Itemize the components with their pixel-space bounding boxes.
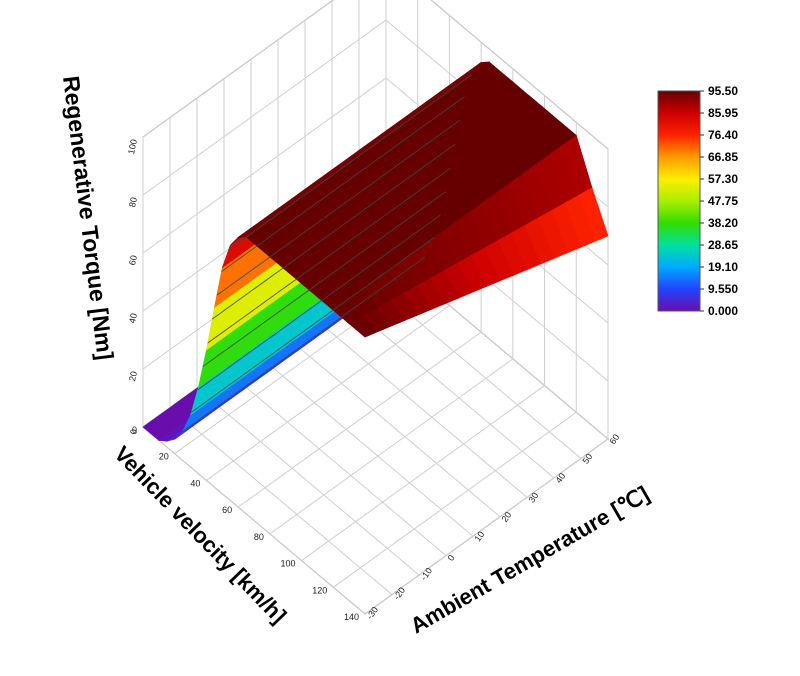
contour-line [181, 256, 426, 433]
grid-line [332, 411, 577, 588]
colorbar-tick-label: 57.30 [708, 172, 738, 186]
x-tick-label: 100 [281, 559, 296, 569]
z-axis-title: Regenerative Torque [Nm] [58, 74, 119, 361]
y-tick-label: 50 [580, 452, 594, 466]
x-tick-label: 60 [222, 505, 232, 515]
grid-line [142, 426, 366, 615]
x-tick-label: 0 [132, 425, 137, 435]
x-tick-label: 140 [344, 612, 359, 622]
y-axis-title: Ambient Temperature [℃] [406, 481, 653, 638]
contour-line [191, 236, 435, 413]
grid-line [142, 77, 387, 254]
y-tick-label: 0 [445, 553, 456, 563]
colorbar-tick-label: 38.20 [708, 216, 738, 230]
colorbar-gradient [657, 90, 701, 312]
colorbar-tick-label: 47.75 [708, 194, 738, 208]
y-tick-label: 20 [499, 510, 513, 524]
grid-line [250, 348, 474, 537]
colorbar-tick-label: 95.50 [708, 84, 738, 98]
y-tick-label: 10 [472, 529, 486, 543]
grid-line [206, 305, 450, 481]
y-tick-label: 60 [607, 432, 621, 446]
contour-lines [181, 74, 472, 433]
z-tick-label: 80 [127, 196, 139, 208]
colorbar-tick-label: 66.85 [708, 150, 738, 164]
grid-line [237, 331, 482, 508]
y-tick-label: -10 [418, 566, 434, 582]
contour-line [211, 143, 456, 320]
colorbar-tick-label: 0.000 [708, 304, 738, 318]
grid-line [430, 0, 609, 150]
contour-line [228, 74, 472, 251]
z-tick-label: 60 [127, 254, 139, 266]
y-tick-label: -20 [391, 585, 407, 601]
contour-line [207, 167, 451, 344]
colorbar-tick-label: 9.550 [708, 282, 738, 296]
surface-cell [348, 315, 380, 338]
x-tick-label: 40 [190, 478, 200, 488]
z-tick-label: 0 [128, 428, 139, 435]
colorbar: 95.50 85.95 76.40 66.85 57.30 47.75 38.20 28.65… [657, 84, 738, 318]
y-tick-label: 30 [526, 491, 540, 505]
z-tick-label: 100 [126, 138, 139, 155]
grid-line [196, 387, 420, 576]
x-tick-label: 80 [254, 532, 264, 542]
contour-line [221, 96, 465, 273]
contour-line [202, 191, 447, 368]
surface-mesh [142, 61, 609, 442]
colorbar-tick-label: 76.40 [708, 128, 738, 142]
x-tick-label: 20 [159, 452, 169, 462]
contour-line [216, 119, 461, 296]
x-tick-label: 120 [312, 585, 327, 595]
x-axis-title: Vehicle velocity [km/h] [109, 441, 291, 628]
grid-line [169, 407, 393, 595]
colorbar-tick-label: 19.10 [708, 260, 738, 274]
grid-line [301, 385, 545, 561]
grid-line [269, 358, 514, 535]
z-tick-label: 20 [127, 370, 139, 382]
grid-line [142, 19, 387, 196]
colorbar-tick-label: 28.65 [708, 238, 738, 252]
grid-line [223, 368, 447, 557]
y-tick-label: 40 [553, 471, 567, 485]
grid-line [142, 0, 335, 138]
z-tick-label: 40 [127, 312, 139, 324]
grid-line [277, 329, 501, 518]
y-tick-label: -30 [364, 605, 380, 621]
colorbar-tick-label: 85.95 [708, 106, 738, 120]
grid-line [364, 438, 609, 615]
contour-line [197, 214, 441, 391]
grid-line [304, 309, 528, 498]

┄┄┄┄┄┄

• DO THIS
Copy out all of the records above word for word, leaving out the pictures.

• ANSWER
Itemize the components with their pixel-space bounding boxes.
contour-line [181, 256, 426, 433]
grid-line [332, 411, 577, 588]
colorbar-tick-label: 57.30 [708, 172, 738, 186]
x-tick-label: 100 [281, 559, 296, 569]
z-axis-title: Regenerative Torque [Nm] [58, 74, 119, 361]
y-tick-label: 50 [580, 452, 594, 466]
x-tick-label: 60 [222, 505, 232, 515]
grid-line [142, 426, 366, 615]
x-tick-label: 0 [132, 425, 137, 435]
x-tick-label: 140 [344, 612, 359, 622]
y-axis-title: Ambient Temperature [℃] [406, 481, 653, 638]
contour-line [191, 236, 435, 413]
grid-line [142, 77, 387, 254]
y-tick-label: 0 [445, 553, 456, 563]
colorbar-tick-label: 38.20 [708, 216, 738, 230]
colorbar-gradient [657, 90, 701, 312]
colorbar-tick-label: 47.75 [708, 194, 738, 208]
y-tick-label: 20 [499, 510, 513, 524]
grid-line [250, 348, 474, 537]
colorbar-tick-label: 95.50 [708, 84, 738, 98]
y-tick-label: 10 [472, 529, 486, 543]
grid-line [206, 305, 450, 481]
y-tick-label: 60 [607, 432, 621, 446]
contour-lines [181, 74, 472, 433]
z-tick-label: 80 [127, 196, 139, 208]
colorbar-tick-label: 66.85 [708, 150, 738, 164]
grid-line [237, 331, 482, 508]
y-tick-label: -10 [418, 566, 434, 582]
contour-line [211, 143, 456, 320]
colorbar-tick-label: 0.000 [708, 304, 738, 318]
grid-line [430, 0, 609, 150]
contour-line [228, 74, 472, 251]
z-tick-label: 60 [127, 254, 139, 266]
y-tick-label: -20 [391, 585, 407, 601]
contour-line [207, 167, 451, 344]
colorbar-tick-label: 9.550 [708, 282, 738, 296]
surface-cell [348, 315, 380, 338]
x-tick-label: 40 [190, 478, 200, 488]
z-tick-label: 0 [128, 428, 139, 435]
colorbar: 95.50 85.95 76.40 66.85 57.30 47.75 38.20 28.65… [657, 84, 738, 318]
y-tick-label: 30 [526, 491, 540, 505]
z-tick-label: 100 [126, 138, 139, 155]
grid-line [196, 387, 420, 576]
x-tick-label: 80 [254, 532, 264, 542]
contour-line [221, 96, 465, 273]
contour-line [202, 191, 447, 368]
surface-mesh [142, 61, 609, 442]
colorbar-tick-label: 76.40 [708, 128, 738, 142]
x-tick-label: 20 [159, 452, 169, 462]
contour-line [216, 119, 461, 296]
x-tick-label: 120 [312, 585, 327, 595]
x-axis-title: Vehicle velocity [km/h] [109, 441, 291, 628]
grid-line [169, 407, 393, 595]
colorbar-tick-label: 19.10 [708, 260, 738, 274]
grid-line [301, 385, 545, 561]
grid-line [269, 358, 514, 535]
z-tick-label: 20 [127, 370, 139, 382]
grid-line [142, 19, 387, 196]
colorbar-tick-label: 28.65 [708, 238, 738, 252]
grid-line [223, 368, 447, 557]
y-tick-label: 40 [553, 471, 567, 485]
grid-line [142, 0, 335, 138]
z-tick-label: 40 [127, 312, 139, 324]
grid-line [277, 329, 501, 518]
y-tick-label: -30 [364, 605, 380, 621]
colorbar-tick-label: 85.95 [708, 106, 738, 120]
grid-line [364, 438, 609, 615]
contour-line [197, 214, 441, 391]
grid-line [304, 309, 528, 498]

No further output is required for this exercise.